▶ _Directives_
(1) Translate this sentence from the interview with Vera Pavlova into Spanish: "It’s not a matter of subjects – they both write about the same thing."
(2) Write the next few lines of the interview with Vera Pavlova, picking up right after its final line.

▶ _Passage given_
## start

Interview with Vera Pavlova
How do you relate to the expression: “women’s poetry”?
“Womens’ poetry” is almost a genre definition, a bit like “The woman’s novel”. There is “women’s poetry” and there is poetry, written by women. There’s hardly any connection between them. The first doesn’t interest me in the least, and the second I find enormously interesting.
Are there any subjects particular to women or to men in poetry?
It’s not a matter of subjects – they both write about the same thing.
I know, but surely they treat them differently?
Not the point either! That’s not where the bone is buried!
So, let’s dig it up!
One has to be circumspect. As I understand it, poetry at the beginning of the nineteenth century sounded male, but towards the end of the century, even though verse writing remained a man’s job, it became more female. At the beginning of the twentieth century, women’s voices began to be heard, but they had a masculine sound to them. Tsvetaeva’s or Gippius’s voice is more male than, say, Mayakovsky’s!
Well, Mayakovsky – but he’s a sort of hysterical woman in pants . . .

## end

Lines of data
## start

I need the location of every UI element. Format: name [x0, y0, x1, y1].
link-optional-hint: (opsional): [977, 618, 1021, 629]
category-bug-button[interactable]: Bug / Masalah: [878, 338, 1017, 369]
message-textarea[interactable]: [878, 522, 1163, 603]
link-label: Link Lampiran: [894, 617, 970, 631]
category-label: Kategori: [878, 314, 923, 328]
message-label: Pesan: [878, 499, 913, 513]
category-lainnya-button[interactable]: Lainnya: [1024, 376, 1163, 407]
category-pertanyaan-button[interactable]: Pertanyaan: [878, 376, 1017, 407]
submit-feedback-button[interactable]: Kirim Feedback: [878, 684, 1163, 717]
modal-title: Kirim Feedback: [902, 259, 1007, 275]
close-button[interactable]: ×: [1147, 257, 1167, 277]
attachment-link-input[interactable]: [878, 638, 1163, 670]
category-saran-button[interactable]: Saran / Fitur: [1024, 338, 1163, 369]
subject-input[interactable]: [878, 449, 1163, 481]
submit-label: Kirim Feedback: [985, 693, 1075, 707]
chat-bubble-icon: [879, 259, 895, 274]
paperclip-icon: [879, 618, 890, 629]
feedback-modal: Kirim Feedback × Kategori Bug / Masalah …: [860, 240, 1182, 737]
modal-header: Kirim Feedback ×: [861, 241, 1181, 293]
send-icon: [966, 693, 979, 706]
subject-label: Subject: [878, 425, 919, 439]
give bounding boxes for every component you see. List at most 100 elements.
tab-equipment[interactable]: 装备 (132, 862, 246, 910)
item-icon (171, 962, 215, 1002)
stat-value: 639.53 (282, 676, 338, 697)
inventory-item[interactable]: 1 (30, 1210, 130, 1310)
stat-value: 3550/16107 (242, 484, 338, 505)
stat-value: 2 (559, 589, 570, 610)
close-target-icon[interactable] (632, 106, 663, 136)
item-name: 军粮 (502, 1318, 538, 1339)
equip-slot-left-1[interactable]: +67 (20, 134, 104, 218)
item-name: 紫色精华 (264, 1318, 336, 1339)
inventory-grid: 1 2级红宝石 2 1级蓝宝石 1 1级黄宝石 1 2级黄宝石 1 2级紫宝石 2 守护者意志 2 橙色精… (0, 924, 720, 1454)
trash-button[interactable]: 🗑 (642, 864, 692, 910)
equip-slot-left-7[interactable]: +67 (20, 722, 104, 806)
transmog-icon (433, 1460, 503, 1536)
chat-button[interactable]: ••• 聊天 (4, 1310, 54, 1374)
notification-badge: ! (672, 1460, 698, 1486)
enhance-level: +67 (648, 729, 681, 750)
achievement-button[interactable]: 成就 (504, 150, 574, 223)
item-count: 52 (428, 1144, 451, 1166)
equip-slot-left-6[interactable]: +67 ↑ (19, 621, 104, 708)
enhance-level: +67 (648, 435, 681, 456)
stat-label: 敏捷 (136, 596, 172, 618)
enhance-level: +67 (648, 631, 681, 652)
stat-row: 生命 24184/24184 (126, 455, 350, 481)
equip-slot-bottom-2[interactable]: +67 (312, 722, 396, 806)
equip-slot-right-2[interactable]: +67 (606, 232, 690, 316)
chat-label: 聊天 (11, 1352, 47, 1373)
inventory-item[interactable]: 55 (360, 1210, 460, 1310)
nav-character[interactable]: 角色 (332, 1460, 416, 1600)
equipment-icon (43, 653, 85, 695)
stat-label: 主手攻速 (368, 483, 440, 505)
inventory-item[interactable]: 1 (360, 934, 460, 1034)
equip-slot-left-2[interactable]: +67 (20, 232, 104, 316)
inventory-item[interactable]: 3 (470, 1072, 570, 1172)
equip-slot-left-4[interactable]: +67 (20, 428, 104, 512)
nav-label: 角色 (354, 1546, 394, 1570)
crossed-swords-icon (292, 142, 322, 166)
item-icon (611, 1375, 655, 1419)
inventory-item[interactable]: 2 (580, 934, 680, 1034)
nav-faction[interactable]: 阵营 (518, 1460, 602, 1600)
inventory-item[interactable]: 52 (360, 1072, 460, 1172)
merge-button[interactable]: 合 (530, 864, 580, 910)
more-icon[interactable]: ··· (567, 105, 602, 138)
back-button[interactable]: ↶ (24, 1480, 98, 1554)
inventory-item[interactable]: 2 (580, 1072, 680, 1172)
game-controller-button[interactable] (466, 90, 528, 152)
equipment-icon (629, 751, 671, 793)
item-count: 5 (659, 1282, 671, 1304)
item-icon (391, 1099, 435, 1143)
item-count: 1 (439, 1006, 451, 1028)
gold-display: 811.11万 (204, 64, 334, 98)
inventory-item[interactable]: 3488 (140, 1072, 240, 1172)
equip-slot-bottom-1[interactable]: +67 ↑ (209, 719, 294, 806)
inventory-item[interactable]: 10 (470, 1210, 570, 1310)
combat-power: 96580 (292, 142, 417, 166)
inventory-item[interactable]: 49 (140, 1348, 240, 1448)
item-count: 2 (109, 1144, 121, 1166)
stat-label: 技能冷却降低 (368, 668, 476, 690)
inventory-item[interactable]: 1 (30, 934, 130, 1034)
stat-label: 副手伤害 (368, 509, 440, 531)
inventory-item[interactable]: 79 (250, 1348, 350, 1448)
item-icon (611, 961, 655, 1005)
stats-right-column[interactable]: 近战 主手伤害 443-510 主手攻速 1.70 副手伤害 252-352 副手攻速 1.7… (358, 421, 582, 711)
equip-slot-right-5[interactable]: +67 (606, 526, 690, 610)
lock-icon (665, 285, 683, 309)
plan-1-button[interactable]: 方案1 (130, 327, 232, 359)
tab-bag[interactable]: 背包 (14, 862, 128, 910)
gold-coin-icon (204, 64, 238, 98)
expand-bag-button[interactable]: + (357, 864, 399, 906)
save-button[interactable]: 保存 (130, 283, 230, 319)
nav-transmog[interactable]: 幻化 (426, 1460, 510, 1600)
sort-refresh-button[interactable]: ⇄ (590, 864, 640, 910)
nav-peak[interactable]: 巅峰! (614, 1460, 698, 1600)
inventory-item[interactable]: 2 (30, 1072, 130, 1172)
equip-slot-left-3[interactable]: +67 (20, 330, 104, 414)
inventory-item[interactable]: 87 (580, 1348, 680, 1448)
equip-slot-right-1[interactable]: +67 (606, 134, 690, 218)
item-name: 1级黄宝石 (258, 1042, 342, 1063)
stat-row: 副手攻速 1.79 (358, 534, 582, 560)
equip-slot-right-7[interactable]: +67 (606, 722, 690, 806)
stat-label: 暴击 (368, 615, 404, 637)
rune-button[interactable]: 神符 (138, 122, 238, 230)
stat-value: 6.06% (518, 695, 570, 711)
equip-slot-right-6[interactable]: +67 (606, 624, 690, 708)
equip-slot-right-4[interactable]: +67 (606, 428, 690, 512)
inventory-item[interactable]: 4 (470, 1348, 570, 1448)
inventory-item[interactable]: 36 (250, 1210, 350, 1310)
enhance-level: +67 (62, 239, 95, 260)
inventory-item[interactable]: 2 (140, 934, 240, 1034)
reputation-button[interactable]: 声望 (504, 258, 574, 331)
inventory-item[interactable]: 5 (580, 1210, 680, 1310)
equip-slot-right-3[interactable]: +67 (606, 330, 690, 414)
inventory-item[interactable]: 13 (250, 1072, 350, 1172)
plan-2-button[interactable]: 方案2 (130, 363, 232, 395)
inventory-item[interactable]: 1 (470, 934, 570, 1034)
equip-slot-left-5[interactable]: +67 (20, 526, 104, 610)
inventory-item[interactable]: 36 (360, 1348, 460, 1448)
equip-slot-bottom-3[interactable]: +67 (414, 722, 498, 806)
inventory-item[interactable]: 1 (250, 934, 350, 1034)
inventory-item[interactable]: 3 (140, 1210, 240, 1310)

## end

▶ _Task-by-task outputs_
(1) No es cuestión de temas: ambos escriben sobre lo mismo.

(2)
And Gumilev? Blok? Men became so female, that women had to take on the male part themselves. How did all this resolve itself? Towards the end of the century, women poets became far more radical than men. Stylistically and spiritually. That is, if one attempts to define poetry according to theme and gender – I would prefer to consider the radical experimentation rather than suffixes. And this radicalism has a definite female character. Who has gone further than Rea Nikonova, for example, in the performance genre? And stylistically, who has gone further than Shvarts or Fanailova? Or Iskrenko? Men have grown accustomed to hiding behind “schools”. Look, there are no women either among the ironists, or among the conceptualists. But when it comes to direct statement, women are always in the forefront.
And what is the role of gender in experimentation?
The paradox is that the deeper you immerse yourself in your sexuality, the better you understand the other. We speak of the femininity of Mayakovsky, and that’s why there are no women in his poems. His woman is that “six-foot tall acquaintance, who doesn’t say anything” from the tragedy ‘Vladimir Mayakovsky6’. As for Pasternak, for me one of the most courageous poets, he writes ‘The Childhood of Luvers’. Generally speaking, you see the world more clearly from the depths of your sexuality. The lower (in all senses), the more you press on the diaphragm while breathing (singers will understand this), the higher the notes you can reach. On the contrary, if you ignore sexuality, you inevitably narrow your range.
What poetry, written by a woman, has impressed you most?
The selection of Inna Lisnianskaya’s poetry in Znamia. She writes about her love for her ninety-year-old husband, how she washes him and so forth. Amazing poetry. A Song of Songs, written by an aged Shulamite.
Has your poetry changed with the fall of the Communist regime?
Somehow I never took account of the regime. There was Communism in school, but I just went there for show – I came to life in music school. And what’s Communism got to do with music? This spectre passed me by. So, I feel neither nostalgia, nor hatred.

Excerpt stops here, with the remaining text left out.